▸ **What the exercise asks**
From the material below, list every line containing "Scoring".

(Stored entries)
>> START
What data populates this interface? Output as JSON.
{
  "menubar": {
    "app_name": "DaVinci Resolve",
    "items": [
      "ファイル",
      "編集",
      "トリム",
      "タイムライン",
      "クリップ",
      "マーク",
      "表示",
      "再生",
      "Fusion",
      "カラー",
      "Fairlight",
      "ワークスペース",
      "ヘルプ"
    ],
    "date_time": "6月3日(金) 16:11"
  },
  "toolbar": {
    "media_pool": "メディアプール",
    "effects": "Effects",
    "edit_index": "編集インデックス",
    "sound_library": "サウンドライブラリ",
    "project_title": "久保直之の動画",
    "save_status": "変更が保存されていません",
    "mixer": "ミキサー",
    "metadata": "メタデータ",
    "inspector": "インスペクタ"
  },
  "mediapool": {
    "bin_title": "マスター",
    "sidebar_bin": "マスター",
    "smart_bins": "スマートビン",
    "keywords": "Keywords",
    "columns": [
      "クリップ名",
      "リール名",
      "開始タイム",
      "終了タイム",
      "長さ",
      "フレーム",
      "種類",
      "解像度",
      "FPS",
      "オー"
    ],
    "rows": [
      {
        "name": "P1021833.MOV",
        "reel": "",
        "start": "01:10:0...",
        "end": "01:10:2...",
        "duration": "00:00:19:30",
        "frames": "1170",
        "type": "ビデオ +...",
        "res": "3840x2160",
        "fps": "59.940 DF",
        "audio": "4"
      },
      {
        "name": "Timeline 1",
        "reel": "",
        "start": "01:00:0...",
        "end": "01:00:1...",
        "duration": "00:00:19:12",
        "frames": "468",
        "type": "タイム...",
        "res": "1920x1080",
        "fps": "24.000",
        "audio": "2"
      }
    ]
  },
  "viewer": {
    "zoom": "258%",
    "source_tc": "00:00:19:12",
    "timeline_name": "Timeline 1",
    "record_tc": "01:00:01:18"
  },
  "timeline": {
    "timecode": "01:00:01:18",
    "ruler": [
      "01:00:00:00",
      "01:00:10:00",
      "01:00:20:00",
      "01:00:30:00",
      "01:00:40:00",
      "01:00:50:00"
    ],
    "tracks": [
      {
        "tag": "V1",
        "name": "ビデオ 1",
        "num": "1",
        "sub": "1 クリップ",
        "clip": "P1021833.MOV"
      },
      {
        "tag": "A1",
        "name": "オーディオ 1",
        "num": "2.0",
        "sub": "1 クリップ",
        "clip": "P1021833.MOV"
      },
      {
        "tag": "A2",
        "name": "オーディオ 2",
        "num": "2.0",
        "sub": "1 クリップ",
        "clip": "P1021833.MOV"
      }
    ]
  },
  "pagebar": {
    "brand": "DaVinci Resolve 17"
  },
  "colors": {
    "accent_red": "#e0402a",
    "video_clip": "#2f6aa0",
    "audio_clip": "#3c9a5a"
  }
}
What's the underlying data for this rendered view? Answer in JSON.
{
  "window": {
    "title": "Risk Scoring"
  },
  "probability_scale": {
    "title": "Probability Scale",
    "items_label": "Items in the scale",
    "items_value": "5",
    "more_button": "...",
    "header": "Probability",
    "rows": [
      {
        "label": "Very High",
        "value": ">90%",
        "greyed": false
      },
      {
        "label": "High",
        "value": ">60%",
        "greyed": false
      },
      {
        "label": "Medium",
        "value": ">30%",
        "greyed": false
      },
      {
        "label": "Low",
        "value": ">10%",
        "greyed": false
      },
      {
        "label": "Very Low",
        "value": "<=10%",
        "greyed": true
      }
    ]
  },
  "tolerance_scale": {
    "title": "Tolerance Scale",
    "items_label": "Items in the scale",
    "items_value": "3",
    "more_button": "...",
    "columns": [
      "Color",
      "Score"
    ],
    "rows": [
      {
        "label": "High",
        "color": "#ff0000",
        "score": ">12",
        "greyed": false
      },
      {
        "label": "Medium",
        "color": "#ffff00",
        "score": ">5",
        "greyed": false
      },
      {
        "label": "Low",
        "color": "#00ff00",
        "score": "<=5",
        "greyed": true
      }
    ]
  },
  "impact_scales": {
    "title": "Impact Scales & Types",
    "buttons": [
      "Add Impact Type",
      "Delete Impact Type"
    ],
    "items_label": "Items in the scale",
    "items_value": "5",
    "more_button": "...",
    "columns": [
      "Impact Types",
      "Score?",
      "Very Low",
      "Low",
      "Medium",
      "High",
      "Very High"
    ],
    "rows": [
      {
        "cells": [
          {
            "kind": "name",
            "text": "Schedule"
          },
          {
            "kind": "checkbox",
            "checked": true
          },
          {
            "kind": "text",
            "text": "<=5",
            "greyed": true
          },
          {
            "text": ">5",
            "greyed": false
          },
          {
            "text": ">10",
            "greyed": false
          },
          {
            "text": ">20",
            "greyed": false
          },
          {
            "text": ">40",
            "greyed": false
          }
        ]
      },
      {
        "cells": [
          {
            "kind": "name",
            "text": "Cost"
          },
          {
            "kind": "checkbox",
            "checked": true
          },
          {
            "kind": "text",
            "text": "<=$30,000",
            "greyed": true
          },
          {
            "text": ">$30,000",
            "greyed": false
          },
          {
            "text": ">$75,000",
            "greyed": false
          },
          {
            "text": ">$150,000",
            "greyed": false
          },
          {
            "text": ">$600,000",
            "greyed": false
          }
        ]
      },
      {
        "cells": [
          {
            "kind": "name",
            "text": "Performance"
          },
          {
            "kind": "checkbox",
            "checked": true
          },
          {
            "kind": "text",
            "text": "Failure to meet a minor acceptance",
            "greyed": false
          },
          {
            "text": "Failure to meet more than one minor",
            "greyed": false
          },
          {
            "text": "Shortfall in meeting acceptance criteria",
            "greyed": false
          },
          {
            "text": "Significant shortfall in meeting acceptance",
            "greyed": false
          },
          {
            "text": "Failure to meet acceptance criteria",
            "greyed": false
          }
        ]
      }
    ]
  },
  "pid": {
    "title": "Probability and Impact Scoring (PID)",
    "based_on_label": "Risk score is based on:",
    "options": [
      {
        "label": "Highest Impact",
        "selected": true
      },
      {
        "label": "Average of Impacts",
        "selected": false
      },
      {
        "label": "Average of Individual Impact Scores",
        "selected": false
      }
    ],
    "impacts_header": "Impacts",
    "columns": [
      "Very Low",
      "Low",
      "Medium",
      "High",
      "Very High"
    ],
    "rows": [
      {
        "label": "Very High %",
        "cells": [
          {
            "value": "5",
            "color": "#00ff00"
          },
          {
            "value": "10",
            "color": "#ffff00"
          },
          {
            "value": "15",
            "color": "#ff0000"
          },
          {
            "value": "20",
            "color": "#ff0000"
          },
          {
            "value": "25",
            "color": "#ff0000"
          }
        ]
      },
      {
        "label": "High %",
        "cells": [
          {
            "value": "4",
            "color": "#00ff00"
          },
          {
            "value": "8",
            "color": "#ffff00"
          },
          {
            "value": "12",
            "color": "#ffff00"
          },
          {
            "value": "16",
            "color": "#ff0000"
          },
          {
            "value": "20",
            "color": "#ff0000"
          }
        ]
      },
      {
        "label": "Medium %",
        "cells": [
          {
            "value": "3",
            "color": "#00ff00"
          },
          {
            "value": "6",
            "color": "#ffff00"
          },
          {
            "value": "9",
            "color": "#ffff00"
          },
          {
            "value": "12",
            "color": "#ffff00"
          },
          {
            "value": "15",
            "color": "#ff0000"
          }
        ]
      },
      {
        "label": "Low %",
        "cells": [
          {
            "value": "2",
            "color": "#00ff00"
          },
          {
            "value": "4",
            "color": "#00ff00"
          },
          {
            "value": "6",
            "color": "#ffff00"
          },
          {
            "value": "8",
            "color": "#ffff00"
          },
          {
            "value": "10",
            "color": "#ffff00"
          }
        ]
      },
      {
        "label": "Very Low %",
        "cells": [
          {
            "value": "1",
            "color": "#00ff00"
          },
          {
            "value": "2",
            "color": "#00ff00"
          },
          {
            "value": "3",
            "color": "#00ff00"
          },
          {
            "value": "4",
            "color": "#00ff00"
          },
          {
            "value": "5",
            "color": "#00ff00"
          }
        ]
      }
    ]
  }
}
>> END
▸ **Correct response**
    "title": "Risk Scoring"
    "title": "Probability and Impact Scoring (PID)",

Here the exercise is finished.